▶ **RECORD SET**

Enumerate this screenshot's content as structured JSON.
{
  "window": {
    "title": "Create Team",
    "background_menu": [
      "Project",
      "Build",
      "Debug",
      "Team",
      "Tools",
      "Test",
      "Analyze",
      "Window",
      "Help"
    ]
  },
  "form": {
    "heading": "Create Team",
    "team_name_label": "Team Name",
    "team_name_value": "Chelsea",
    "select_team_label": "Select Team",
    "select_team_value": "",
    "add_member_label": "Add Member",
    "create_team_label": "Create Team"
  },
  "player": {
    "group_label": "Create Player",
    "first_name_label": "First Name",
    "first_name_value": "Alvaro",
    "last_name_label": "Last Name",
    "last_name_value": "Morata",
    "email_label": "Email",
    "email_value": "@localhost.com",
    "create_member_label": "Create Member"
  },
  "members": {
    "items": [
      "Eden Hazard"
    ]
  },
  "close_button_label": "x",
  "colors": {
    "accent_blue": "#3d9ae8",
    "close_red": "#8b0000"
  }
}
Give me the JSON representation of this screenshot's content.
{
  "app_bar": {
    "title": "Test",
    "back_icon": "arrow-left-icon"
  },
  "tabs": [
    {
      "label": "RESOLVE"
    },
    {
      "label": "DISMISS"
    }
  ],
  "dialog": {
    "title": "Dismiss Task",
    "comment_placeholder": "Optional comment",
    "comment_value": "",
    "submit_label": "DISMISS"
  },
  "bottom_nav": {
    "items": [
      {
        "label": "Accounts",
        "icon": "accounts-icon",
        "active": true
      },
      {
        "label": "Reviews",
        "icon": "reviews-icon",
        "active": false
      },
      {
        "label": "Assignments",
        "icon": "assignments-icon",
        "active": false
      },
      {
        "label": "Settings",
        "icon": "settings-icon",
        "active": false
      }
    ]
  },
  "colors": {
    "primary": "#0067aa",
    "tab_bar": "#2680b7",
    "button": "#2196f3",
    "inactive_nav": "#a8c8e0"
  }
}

▶ **EXERCISE PROMPT**
Extract all the entries word for word.

▶ **THE REPLY**
Enumerate this screenshot's content as structured JSON.
{
  "window": {
    "title": "Create Team",
    "background_menu": [
      "Project",
      "Build",
      "Debug",
      "Team",
      "Tools",
      "Test",
      "Analyze",
      "Window",
      "Help"
    ]
  },
  "form": {
    "heading": "Create Team",
    "team_name_label": "Team Name",
    "team_name_value": "Chelsea",
    "select_team_label": "Select Team",
    "select_team_value": "",
    "add_member_label": "Add Member",
    "create_team_label": "Create Team"
  },
  "player": {
    "group_label": "Create Player",
    "first_name_label": "First Name",
    "first_name_value": "Alvaro",
    "last_name_label": "Last Name",
    "last_name_value": "Morata",
    "email_label": "Email",
    "email_value": "@localhost.com",
    "create_member_label": "Create Member"
  },
  "members": {
    "items": [
      "Eden Hazard"
    ]
  },
  "close_button_label": "x",
  "colors": {
    "accent_blue": "#3d9ae8",
    "close_red": "#8b0000"
  }
}
Give me the JSON representation of this screenshot's content.
{
  "app_bar": {
    "title": "Test",
    "back_icon": "arrow-left-icon"
  },
  "tabs": [
    {
      "label": "RESOLVE"
    },
    {
      "label": "DISMISS"
    }
  ],
  "dialog": {
    "title": "Dismiss Task",
    "comment_placeholder": "Optional comment",
    "comment_value": "",
    "submit_label": "DISMISS"
  },
  "bottom_nav": {
    "items": [
      {
        "label": "Accounts",
        "icon": "accounts-icon",
        "active": true
      },
      {
        "label": "Reviews",
        "icon": "reviews-icon",
        "active": false
      },
      {
        "label": "Assignments",
        "icon": "assignments-icon",
        "active": false
      },
      {
        "label": "Settings",
        "icon": "settings-icon",
        "active": false
      }
    ]
  },
  "colors": {
    "primary": "#0067aa",
    "tab_bar": "#2680b7",
    "button": "#2196f3",
    "inactive_nav": "#a8c8e0"
  }
}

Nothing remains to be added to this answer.